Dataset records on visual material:
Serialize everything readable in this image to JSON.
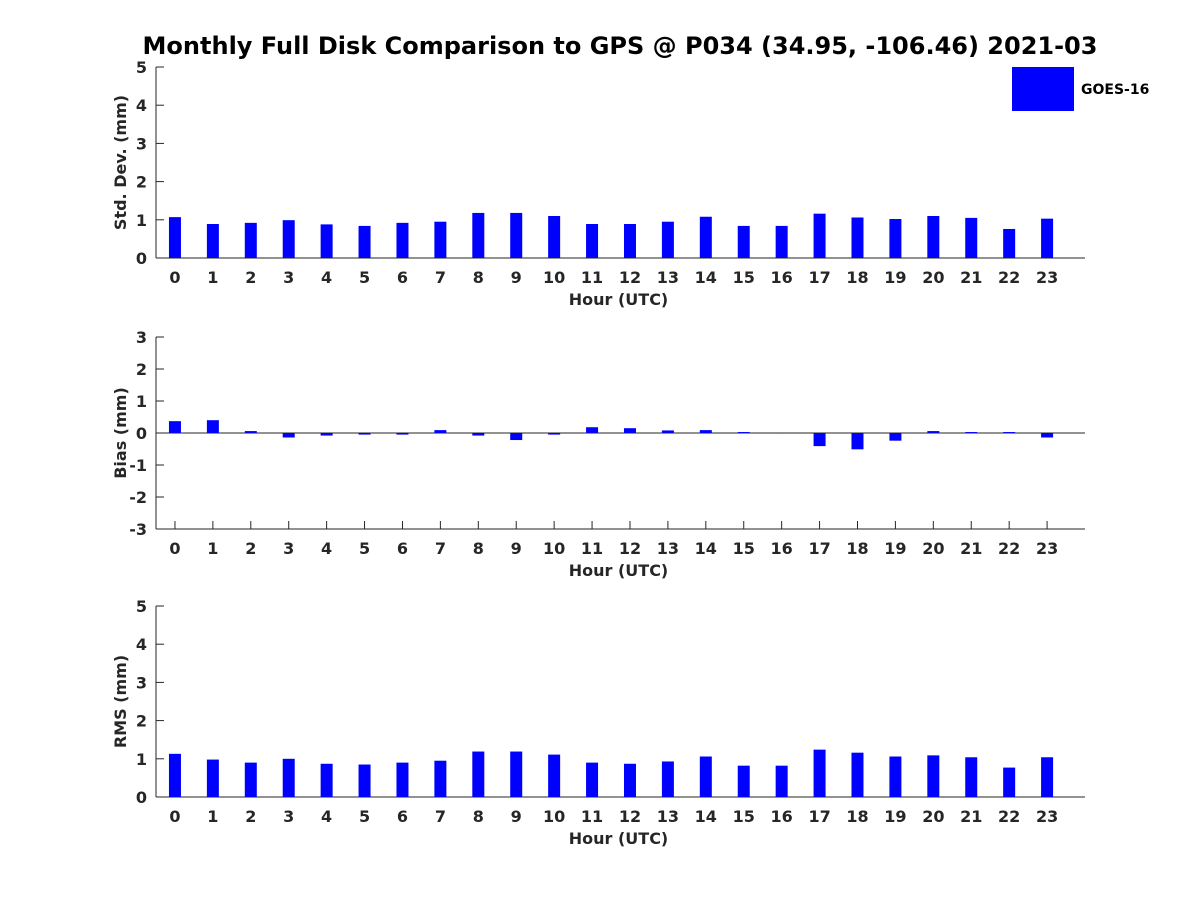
{
  "chart_data": {
    "type": "bar",
    "title": "Monthly Full Disk Comparison to GPS @ P034 (34.95, -106.46) 2021-03",
    "legend": {
      "label": "GOES-16",
      "color": "#0000ff",
      "position": "top-right"
    },
    "panels": [
      {
        "id": "std",
        "ylabel": "Std. Dev. (mm)",
        "xlabel": "Hour (UTC)",
        "ylim": [
          0,
          5
        ],
        "yticks": [
          0,
          1,
          2,
          3,
          4,
          5
        ],
        "categories": [
          "0",
          "1",
          "2",
          "3",
          "4",
          "5",
          "6",
          "7",
          "8",
          "9",
          "10",
          "11",
          "12",
          "13",
          "14",
          "15",
          "16",
          "17",
          "18",
          "19",
          "20",
          "21",
          "22",
          "23"
        ],
        "series": [
          {
            "name": "GOES-16",
            "color": "#0000ff",
            "values": [
              1.07,
              0.89,
              0.92,
              0.99,
              0.88,
              0.84,
              0.92,
              0.95,
              1.18,
              1.18,
              1.1,
              0.89,
              0.89,
              0.95,
              1.08,
              0.84,
              0.84,
              1.16,
              1.06,
              1.02,
              1.1,
              1.05,
              0.76,
              1.03
            ]
          }
        ]
      },
      {
        "id": "bias",
        "ylabel": "Bias (mm)",
        "xlabel": "Hour (UTC)",
        "ylim": [
          -3,
          3
        ],
        "yticks": [
          -3,
          -2,
          -1,
          0,
          1,
          2,
          3
        ],
        "categories": [
          "0",
          "1",
          "2",
          "3",
          "4",
          "5",
          "6",
          "7",
          "8",
          "9",
          "10",
          "11",
          "12",
          "13",
          "14",
          "15",
          "16",
          "17",
          "18",
          "19",
          "20",
          "21",
          "22",
          "23"
        ],
        "series": [
          {
            "name": "GOES-16",
            "color": "#0000ff",
            "values": [
              0.37,
              0.4,
              0.06,
              -0.14,
              -0.08,
              -0.05,
              -0.05,
              0.09,
              -0.08,
              -0.22,
              -0.05,
              0.18,
              0.15,
              0.08,
              0.09,
              0.03,
              -0.01,
              -0.41,
              -0.51,
              -0.24,
              0.06,
              0.03,
              0.03,
              -0.14
            ]
          }
        ]
      },
      {
        "id": "rms",
        "ylabel": "RMS (mm)",
        "xlabel": "Hour (UTC)",
        "ylim": [
          0,
          5
        ],
        "yticks": [
          0,
          1,
          2,
          3,
          4,
          5
        ],
        "categories": [
          "0",
          "1",
          "2",
          "3",
          "4",
          "5",
          "6",
          "7",
          "8",
          "9",
          "10",
          "11",
          "12",
          "13",
          "14",
          "15",
          "16",
          "17",
          "18",
          "19",
          "20",
          "21",
          "22",
          "23"
        ],
        "series": [
          {
            "name": "GOES-16",
            "color": "#0000ff",
            "values": [
              1.13,
              0.98,
              0.9,
              1.0,
              0.87,
              0.85,
              0.9,
              0.95,
              1.19,
              1.19,
              1.11,
              0.9,
              0.87,
              0.93,
              1.06,
              0.82,
              0.82,
              1.24,
              1.16,
              1.06,
              1.09,
              1.04,
              0.77,
              1.04
            ]
          }
        ]
      }
    ]
  }
}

- Direction
Every record above should be transcribed exactly; the pictures stay out of the copy.

- Task answer
Serialize everything readable in this image to JSON.
{
  "chart_data": {
    "type": "bar",
    "title": "Monthly Full Disk Comparison to GPS @ P034 (34.95, -106.46) 2021-03",
    "legend": {
      "label": "GOES-16",
      "color": "#0000ff",
      "position": "top-right"
    },
    "panels": [
      {
        "id": "std",
        "ylabel": "Std. Dev. (mm)",
        "xlabel": "Hour (UTC)",
        "ylim": [
          0,
          5
        ],
        "yticks": [
          0,
          1,
          2,
          3,
          4,
          5
        ],
        "categories": [
          "0",
          "1",
          "2",
          "3",
          "4",
          "5",
          "6",
          "7",
          "8",
          "9",
          "10",
          "11",
          "12",
          "13",
          "14",
          "15",
          "16",
          "17",
          "18",
          "19",
          "20",
          "21",
          "22",
          "23"
        ],
        "series": [
          {
            "name": "GOES-16",
            "color": "#0000ff",
            "values": [
              1.07,
              0.89,
              0.92,
              0.99,
              0.88,
              0.84,
              0.92,
              0.95,
              1.18,
              1.18,
              1.1,
              0.89,
              0.89,
              0.95,
              1.08,
              0.84,
              0.84,
              1.16,
              1.06,
              1.02,
              1.1,
              1.05,
              0.76,
              1.03
            ]
          }
        ]
      },
      {
        "id": "bias",
        "ylabel": "Bias (mm)",
        "xlabel": "Hour (UTC)",
        "ylim": [
          -3,
          3
        ],
        "yticks": [
          -3,
          -2,
          -1,
          0,
          1,
          2,
          3
        ],
        "categories": [
          "0",
          "1",
          "2",
          "3",
          "4",
          "5",
          "6",
          "7",
          "8",
          "9",
          "10",
          "11",
          "12",
          "13",
          "14",
          "15",
          "16",
          "17",
          "18",
          "19",
          "20",
          "21",
          "22",
          "23"
        ],
        "series": [
          {
            "name": "GOES-16",
            "color": "#0000ff",
            "values": [
              0.37,
              0.4,
              0.06,
              -0.14,
              -0.08,
              -0.05,
              -0.05,
              0.09,
              -0.08,
              -0.22,
              -0.05,
              0.18,
              0.15,
              0.08,
              0.09,
              0.03,
              -0.01,
              -0.41,
              -0.51,
              -0.24,
              0.06,
              0.03,
              0.03,
              -0.14
            ]
          }
        ]
      },
      {
        "id": "rms",
        "ylabel": "RMS (mm)",
        "xlabel": "Hour (UTC)",
        "ylim": [
          0,
          5
        ],
        "yticks": [
          0,
          1,
          2,
          3,
          4,
          5
        ],
        "categories": [
          "0",
          "1",
          "2",
          "3",
          "4",
          "5",
          "6",
          "7",
          "8",
          "9",
          "10",
          "11",
          "12",
          "13",
          "14",
          "15",
          "16",
          "17",
          "18",
          "19",
          "20",
          "21",
          "22",
          "23"
        ],
        "series": [
          {
            "name": "GOES-16",
            "color": "#0000ff",
            "values": [
              1.13,
              0.98,
              0.9,
              1.0,
              0.87,
              0.85,
              0.9,
              0.95,
              1.19,
              1.19,
              1.11,
              0.9,
              0.87,
              0.93,
              1.06,
              0.82,
              0.82,
              1.24,
              1.16,
              1.06,
              1.09,
              1.04,
              0.77,
              1.04
            ]
          }
        ]
      }
    ]
  }
}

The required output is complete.